### Exercise aim
Output all of the data below exactly as given.

##### Entries shown #####

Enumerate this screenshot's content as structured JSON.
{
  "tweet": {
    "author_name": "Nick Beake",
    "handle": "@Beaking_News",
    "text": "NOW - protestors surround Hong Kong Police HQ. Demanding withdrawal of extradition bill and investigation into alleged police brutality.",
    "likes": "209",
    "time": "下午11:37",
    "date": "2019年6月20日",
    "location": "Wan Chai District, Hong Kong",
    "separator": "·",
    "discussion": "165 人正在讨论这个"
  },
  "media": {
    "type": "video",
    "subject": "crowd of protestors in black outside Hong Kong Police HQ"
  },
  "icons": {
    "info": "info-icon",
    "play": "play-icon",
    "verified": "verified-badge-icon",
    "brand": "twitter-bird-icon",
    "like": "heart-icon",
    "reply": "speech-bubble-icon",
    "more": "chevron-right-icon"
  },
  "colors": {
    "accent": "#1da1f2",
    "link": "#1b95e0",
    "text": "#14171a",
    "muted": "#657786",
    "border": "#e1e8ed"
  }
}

#####

### Exercise response
Enumerate this screenshot's content as structured JSON.
{
  "tweet": {
    "author_name": "Nick Beake",
    "handle": "@Beaking_News",
    "text": "NOW - protestors surround Hong Kong Police HQ. Demanding withdrawal of extradition bill and investigation into alleged police brutality.",
    "likes": "209",
    "time": "下午11:37",
    "date": "2019年6月20日",
    "location": "Wan Chai District, Hong Kong",
    "separator": "·",
    "discussion": "165 人正在讨论这个"
  },
  "media": {
    "type": "video",
    "subject": "crowd of protestors in black outside Hong Kong Police HQ"
  },
  "icons": {
    "info": "info-icon",
    "play": "play-icon",
    "verified": "verified-badge-icon",
    "brand": "twitter-bird-icon",
    "like": "heart-icon",
    "reply": "speech-bubble-icon",
    "more": "chevron-right-icon"
  },
  "colors": {
    "accent": "#1da1f2",
    "link": "#1b95e0",
    "text": "#14171a",
    "muted": "#657786",
    "border": "#e1e8ed"
  }
}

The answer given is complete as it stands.